[begin Entries shown]

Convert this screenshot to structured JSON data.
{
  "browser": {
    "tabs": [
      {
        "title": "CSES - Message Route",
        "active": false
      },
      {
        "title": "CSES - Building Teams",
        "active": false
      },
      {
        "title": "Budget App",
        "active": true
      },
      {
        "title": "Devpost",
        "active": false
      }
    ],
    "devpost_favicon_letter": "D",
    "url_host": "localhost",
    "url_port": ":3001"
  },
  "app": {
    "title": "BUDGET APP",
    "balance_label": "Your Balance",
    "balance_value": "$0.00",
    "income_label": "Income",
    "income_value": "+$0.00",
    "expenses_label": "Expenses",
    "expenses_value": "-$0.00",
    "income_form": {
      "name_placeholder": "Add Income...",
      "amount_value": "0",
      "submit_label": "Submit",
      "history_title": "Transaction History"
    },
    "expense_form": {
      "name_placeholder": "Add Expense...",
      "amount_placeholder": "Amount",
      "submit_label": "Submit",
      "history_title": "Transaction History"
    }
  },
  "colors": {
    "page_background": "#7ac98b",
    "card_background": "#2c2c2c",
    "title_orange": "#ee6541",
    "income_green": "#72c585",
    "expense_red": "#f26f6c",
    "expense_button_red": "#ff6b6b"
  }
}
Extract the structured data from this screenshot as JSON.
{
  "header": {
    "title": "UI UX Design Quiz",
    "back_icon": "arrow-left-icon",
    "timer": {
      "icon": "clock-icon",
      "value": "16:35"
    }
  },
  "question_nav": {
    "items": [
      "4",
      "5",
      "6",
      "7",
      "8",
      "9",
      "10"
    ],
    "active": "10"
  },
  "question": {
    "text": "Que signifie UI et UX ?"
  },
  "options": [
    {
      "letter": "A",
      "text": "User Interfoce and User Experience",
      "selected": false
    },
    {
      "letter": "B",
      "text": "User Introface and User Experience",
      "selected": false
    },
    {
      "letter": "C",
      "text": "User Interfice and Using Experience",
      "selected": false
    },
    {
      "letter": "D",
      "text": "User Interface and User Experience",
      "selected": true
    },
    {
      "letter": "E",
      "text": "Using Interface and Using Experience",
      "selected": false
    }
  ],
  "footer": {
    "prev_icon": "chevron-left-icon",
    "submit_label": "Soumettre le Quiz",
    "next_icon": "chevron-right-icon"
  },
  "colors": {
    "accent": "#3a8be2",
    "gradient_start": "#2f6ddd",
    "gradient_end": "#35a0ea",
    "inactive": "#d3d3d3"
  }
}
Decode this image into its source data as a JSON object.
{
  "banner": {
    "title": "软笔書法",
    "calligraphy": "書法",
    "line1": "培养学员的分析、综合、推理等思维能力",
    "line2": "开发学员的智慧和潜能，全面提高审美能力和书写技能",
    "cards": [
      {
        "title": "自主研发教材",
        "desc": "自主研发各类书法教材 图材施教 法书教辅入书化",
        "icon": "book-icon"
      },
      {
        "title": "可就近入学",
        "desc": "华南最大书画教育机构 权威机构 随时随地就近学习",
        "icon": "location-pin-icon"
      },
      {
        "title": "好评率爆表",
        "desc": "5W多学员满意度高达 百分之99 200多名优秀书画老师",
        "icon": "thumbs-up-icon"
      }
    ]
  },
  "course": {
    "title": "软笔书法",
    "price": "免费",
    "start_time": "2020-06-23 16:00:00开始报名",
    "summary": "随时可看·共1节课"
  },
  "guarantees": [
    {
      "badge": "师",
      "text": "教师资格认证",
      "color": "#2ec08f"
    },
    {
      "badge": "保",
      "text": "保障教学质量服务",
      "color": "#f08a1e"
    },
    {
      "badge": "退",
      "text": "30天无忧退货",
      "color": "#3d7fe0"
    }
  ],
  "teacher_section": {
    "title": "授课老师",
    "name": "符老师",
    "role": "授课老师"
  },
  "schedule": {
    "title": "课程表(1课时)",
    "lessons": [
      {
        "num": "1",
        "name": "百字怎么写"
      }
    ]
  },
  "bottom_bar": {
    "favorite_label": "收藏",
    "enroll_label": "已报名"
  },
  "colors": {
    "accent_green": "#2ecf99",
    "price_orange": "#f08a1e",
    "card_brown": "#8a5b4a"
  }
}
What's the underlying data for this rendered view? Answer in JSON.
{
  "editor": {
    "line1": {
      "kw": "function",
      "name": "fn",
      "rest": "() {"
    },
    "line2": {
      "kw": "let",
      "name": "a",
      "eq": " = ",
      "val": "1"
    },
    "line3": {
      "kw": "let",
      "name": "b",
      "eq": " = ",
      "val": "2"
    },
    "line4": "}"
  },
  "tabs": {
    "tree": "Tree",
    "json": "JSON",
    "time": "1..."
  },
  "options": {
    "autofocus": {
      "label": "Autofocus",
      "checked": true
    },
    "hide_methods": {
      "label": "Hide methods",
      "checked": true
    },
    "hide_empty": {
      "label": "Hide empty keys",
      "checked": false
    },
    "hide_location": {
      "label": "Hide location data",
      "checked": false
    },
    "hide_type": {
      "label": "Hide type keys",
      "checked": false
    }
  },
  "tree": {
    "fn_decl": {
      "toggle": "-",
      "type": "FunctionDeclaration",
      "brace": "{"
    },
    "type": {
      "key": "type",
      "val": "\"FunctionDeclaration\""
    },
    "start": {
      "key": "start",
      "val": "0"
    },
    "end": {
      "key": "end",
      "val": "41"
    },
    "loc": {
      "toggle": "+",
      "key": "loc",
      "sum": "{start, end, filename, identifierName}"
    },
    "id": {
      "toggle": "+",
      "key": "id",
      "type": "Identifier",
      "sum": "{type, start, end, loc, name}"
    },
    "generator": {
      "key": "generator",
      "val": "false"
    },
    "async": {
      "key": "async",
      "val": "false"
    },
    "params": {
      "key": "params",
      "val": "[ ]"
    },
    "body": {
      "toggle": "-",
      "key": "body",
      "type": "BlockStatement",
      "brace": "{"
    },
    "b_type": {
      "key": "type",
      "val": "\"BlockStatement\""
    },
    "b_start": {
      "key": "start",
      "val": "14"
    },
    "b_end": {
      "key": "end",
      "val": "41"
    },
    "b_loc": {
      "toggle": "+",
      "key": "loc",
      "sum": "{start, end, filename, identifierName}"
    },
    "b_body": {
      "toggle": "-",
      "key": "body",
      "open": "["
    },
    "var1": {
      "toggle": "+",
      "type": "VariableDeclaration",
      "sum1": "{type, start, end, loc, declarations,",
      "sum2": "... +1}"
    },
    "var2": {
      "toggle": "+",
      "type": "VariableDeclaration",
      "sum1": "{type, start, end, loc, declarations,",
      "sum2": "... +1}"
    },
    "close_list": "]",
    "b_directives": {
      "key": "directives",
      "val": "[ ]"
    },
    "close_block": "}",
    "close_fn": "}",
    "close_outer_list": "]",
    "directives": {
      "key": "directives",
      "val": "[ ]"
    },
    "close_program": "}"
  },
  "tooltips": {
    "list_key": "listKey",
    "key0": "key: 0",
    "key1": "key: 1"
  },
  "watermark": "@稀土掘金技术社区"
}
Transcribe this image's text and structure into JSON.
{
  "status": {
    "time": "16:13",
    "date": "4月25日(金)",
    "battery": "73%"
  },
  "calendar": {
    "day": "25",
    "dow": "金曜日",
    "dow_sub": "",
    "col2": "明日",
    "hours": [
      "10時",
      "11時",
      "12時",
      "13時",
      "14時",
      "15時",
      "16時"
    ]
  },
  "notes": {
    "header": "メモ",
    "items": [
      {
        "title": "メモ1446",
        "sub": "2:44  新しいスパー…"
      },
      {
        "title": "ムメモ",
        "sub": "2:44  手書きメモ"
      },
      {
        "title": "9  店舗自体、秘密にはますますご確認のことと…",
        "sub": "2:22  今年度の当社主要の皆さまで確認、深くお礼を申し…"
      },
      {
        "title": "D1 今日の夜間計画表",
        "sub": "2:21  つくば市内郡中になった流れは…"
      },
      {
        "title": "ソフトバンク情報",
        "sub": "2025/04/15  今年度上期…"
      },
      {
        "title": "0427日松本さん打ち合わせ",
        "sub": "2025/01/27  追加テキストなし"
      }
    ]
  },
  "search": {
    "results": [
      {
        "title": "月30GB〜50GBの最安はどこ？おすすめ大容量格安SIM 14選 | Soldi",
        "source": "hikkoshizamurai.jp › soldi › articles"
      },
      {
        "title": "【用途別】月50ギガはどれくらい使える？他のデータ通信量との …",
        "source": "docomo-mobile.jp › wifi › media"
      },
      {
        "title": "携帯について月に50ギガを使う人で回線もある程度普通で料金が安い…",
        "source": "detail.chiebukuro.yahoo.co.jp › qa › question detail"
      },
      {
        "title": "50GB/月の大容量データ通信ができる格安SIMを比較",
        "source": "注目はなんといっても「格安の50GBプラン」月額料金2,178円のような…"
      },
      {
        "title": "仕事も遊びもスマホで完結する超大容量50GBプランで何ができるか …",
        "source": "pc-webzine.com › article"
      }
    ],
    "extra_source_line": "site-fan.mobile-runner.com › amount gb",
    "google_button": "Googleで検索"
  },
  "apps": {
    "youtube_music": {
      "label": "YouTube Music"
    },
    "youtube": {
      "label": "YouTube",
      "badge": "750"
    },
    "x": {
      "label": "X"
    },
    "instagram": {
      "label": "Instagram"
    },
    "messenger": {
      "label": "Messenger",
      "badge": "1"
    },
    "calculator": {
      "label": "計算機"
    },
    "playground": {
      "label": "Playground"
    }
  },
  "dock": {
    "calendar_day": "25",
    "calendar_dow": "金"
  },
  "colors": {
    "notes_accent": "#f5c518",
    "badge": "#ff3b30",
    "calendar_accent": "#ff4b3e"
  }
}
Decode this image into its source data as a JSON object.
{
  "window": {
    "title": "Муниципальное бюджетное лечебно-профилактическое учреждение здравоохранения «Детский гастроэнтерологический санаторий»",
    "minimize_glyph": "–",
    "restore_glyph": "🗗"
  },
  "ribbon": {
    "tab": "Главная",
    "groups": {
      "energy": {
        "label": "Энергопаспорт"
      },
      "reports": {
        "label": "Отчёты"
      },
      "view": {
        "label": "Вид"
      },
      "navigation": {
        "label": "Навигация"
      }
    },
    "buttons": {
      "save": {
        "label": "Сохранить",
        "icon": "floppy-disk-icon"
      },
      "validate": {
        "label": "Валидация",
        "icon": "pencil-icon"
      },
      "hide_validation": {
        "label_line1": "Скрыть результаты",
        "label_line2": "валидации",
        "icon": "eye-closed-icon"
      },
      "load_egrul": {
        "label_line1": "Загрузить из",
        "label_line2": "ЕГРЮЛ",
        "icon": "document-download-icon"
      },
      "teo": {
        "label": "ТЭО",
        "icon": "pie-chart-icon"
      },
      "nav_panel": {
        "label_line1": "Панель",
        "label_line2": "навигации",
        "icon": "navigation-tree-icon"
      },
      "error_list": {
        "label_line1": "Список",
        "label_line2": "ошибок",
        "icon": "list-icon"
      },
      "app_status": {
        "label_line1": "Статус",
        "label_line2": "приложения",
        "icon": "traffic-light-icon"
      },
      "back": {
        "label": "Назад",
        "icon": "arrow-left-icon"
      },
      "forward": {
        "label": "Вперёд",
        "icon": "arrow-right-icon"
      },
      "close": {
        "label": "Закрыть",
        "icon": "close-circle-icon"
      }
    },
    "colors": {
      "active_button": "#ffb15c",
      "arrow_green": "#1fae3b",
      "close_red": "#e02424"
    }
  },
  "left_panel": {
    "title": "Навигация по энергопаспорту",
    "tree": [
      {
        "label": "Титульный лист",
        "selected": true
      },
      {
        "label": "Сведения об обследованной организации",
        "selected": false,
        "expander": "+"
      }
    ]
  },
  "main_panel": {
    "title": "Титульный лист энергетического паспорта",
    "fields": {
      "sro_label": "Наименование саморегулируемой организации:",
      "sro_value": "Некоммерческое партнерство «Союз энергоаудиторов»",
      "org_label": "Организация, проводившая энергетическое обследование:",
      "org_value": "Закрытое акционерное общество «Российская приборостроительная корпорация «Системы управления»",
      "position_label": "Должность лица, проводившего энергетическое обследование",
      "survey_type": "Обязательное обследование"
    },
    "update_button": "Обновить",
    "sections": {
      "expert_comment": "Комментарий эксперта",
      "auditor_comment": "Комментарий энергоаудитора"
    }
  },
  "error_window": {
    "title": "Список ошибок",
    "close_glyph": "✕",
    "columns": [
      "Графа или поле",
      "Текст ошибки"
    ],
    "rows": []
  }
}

[end Entries shown]

Say how many lines in the records hold "FunctionDeclaration", with the number as the whole reply.

> [Expected answer]: 2